[提示文]:
*****

でも なんでだろう、私は彼の 恋人じゃない。

猫背でひょろひょろのマモちゃんに出会い、恋に落ちた。その時から、テルコの世界はマモちゃん一色に染まり始める。
会社の電話はとらないのに、マモちゃんからの着信には秒速で対応、呼び出されると残業もせずにさっさと退社。友達の助言も聞き流し、どこにいようと電話一本で駆けつけ(あくまでさりげなく)、平日デートに誘われれば余裕で会社をぶっちぎり、クビ寸前。
大好きだし、超幸せ。マモちゃん優しいし。
だけど。
マモちゃんは、テルコのことが好きじゃない...。

 目の前に凄腕の剣士がいるとして、私も剣を持っているとするじゃないですか。一歩踏み込めば隙と見て斬りかかってくるかもしれない、悩めばそれを見透かされ、向こうから攻め入られるかもしれない。人と一緒に映画を見てエンドロールが終わり館内が明るくなった時って、私毎回そんな気持ちになってるんですけど、友達と行ったらその通りそんな気持ちになりました。一歩間違えれば死ぬ、人生はせめぎあい。

*****

データ項目

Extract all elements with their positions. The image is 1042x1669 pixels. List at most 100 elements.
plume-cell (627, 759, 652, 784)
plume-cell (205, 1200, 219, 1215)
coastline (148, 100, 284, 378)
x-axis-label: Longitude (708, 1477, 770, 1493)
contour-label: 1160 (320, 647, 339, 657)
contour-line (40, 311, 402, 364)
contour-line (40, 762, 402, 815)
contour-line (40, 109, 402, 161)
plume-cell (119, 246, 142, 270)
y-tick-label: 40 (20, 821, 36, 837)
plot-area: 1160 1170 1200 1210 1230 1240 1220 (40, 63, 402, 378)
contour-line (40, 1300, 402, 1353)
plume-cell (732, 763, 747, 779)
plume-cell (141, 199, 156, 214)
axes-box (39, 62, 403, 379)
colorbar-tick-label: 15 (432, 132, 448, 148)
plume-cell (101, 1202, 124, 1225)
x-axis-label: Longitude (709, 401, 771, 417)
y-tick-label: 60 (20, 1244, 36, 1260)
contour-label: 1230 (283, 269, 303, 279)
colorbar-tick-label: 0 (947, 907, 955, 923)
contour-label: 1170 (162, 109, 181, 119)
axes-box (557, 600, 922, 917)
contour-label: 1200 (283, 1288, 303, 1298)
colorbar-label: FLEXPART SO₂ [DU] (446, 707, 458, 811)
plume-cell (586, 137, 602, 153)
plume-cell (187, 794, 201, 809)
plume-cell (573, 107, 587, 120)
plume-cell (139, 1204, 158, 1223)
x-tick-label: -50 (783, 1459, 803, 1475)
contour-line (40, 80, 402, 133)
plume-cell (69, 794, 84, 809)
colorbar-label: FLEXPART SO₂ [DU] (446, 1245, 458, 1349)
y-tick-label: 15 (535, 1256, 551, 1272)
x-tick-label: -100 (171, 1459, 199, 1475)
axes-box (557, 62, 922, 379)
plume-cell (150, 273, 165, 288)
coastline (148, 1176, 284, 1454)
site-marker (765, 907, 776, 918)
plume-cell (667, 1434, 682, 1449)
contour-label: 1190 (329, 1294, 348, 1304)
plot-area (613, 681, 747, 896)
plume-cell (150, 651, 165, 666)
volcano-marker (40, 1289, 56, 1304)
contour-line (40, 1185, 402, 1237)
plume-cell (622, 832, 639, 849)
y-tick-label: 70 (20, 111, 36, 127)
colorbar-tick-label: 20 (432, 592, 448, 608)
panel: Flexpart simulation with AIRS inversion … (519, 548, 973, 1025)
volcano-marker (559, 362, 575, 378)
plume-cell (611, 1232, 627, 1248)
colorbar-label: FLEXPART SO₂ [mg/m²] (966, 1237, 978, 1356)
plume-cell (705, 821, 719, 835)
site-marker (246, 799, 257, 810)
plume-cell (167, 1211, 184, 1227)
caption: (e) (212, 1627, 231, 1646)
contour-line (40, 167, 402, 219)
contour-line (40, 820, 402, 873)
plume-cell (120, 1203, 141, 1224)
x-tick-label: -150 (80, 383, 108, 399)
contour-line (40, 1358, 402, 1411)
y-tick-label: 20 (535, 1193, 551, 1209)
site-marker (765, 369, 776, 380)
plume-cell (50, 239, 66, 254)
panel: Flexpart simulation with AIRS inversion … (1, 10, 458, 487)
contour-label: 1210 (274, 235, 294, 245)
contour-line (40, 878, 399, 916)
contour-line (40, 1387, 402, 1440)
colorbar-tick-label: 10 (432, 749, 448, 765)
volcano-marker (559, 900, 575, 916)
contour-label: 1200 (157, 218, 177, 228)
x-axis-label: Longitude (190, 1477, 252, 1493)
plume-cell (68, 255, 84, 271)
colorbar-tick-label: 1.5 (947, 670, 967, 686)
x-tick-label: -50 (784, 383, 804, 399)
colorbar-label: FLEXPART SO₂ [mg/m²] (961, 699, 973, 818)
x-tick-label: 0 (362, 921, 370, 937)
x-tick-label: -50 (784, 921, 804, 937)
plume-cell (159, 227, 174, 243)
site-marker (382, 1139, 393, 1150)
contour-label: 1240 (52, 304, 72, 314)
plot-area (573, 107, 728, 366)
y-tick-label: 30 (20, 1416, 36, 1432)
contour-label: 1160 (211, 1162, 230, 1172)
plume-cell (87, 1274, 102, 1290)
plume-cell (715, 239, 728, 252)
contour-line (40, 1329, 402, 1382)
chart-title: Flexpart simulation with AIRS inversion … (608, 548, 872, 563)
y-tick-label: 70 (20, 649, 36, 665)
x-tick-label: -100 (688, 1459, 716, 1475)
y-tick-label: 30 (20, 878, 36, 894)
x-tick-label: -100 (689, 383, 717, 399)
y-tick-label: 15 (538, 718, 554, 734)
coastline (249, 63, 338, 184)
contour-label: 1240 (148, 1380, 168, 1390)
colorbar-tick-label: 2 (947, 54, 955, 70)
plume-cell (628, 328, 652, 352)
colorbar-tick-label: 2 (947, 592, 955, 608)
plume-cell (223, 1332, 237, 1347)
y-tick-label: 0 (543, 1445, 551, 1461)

*****

[小問 A]:
テルコとマモちゃんについての文章にある「その時から、テルコの世界はマモちゃん一色に染まり始める。」という一文を英語に訳してください。
[小問 B]:
テルコとマモちゃんについての文章を、最後の一文に続けて書き進めてください。
これらの記録は、提示文とは別個の資料です。

[解答 A]:
From that moment on, Teruko's world begins to be colored entirely by Mamo-chan.

[解答 B]:
人生の楽しみ方は1000通りあるし映画の楽しみ方は10000通りあるのを知ったうえで言うんですけど、この映画は登場人物に共感できるか否かで評価が全然変わる作品かと思います。悪い言い方をすれば、この作品の登場人物は全員、山奥の洋館で起きた殺人事件に立ち会えば「こんなところにいられるか!」と怒って部屋で一人で寝るでしょうし、「足手まといはもう嫌!役に立ちたいの!」と言って城を飛び出し主人公の旅についてきて途中で悪党に捕まるでしょう。あの頃シン・ゴジラが大ヒットしたころ叫ばれた、「登場人物に無能がいないのが良い」に反証を突き付ける、最高の無能ぶりです。恋愛とはどうして。

 冒頭、主人公のテルコはただ自分が一方的に好きなだけの、付き合っていない男から電話で「風邪を引いたからコンビニで何か買ってきて」と言われて、うどんの材料とカビキラーを購入し味噌煮込みうどんを手作りした後風呂の掃除を始め、しまいには深夜に男のアパートを追い出されます。

彼女がカビキラーを取り出す前、家で休んでいた頃。電話で呼び出した男に対し、テルコは「ちょうど会社から帰るところだから、食べるものを買ってついでに寄っていく」と言うのです。実際には今から準備して家を出るにも関わらず。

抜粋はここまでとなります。